• [Task description]:
Nothing but a number should be given: how many lines of the records include "Nilai"?

• [Data]:

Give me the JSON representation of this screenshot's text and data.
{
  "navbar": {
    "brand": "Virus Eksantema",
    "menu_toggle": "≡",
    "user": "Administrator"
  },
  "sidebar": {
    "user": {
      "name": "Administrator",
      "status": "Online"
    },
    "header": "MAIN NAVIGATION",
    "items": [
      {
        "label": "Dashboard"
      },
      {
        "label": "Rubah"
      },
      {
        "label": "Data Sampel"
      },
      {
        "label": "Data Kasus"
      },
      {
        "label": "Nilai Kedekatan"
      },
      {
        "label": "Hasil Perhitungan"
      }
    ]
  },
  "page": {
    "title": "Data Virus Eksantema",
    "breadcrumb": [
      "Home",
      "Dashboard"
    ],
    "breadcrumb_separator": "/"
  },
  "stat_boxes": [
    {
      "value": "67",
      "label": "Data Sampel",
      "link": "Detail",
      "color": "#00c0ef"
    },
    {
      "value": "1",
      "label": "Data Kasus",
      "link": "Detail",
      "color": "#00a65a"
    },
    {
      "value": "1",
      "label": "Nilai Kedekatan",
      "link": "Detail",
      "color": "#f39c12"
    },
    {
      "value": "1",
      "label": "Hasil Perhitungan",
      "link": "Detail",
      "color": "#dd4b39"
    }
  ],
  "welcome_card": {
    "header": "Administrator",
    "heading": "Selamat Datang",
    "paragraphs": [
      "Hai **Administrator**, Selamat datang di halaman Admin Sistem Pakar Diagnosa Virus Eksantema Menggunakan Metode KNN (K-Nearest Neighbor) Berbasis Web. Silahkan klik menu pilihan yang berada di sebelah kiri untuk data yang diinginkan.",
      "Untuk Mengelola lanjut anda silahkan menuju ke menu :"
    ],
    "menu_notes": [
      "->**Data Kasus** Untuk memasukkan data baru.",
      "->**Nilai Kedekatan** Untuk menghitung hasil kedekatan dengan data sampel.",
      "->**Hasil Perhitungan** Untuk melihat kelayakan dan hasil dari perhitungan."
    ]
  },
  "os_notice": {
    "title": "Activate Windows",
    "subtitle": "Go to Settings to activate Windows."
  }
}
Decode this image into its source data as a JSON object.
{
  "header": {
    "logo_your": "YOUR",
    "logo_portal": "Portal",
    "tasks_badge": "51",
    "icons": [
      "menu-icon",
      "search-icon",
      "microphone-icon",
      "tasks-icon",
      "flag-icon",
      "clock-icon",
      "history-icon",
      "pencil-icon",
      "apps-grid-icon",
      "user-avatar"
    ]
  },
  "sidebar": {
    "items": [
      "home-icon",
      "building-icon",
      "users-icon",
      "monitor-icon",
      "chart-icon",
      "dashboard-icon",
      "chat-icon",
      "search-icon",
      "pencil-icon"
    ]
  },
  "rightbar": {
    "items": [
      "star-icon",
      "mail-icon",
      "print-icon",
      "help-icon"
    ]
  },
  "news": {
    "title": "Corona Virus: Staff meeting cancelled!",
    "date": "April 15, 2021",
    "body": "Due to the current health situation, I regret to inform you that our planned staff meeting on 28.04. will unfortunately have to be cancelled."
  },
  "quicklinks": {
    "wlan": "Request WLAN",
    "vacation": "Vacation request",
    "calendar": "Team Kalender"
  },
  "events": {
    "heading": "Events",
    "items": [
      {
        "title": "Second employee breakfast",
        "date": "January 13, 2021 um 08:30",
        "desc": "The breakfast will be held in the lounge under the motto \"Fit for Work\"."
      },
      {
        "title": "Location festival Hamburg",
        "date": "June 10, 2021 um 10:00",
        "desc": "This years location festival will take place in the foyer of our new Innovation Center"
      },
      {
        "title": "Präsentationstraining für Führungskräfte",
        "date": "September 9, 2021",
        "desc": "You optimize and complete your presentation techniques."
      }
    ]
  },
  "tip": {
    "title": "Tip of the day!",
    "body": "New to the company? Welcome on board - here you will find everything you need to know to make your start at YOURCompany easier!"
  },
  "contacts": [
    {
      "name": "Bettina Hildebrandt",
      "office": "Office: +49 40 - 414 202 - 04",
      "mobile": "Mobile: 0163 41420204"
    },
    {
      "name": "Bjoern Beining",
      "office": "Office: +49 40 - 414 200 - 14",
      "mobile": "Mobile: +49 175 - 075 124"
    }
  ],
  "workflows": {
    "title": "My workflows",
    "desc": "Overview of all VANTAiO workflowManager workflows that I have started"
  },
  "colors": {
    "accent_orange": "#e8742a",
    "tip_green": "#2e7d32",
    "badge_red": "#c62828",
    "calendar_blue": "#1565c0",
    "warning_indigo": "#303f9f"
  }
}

• [Output of the task]:
3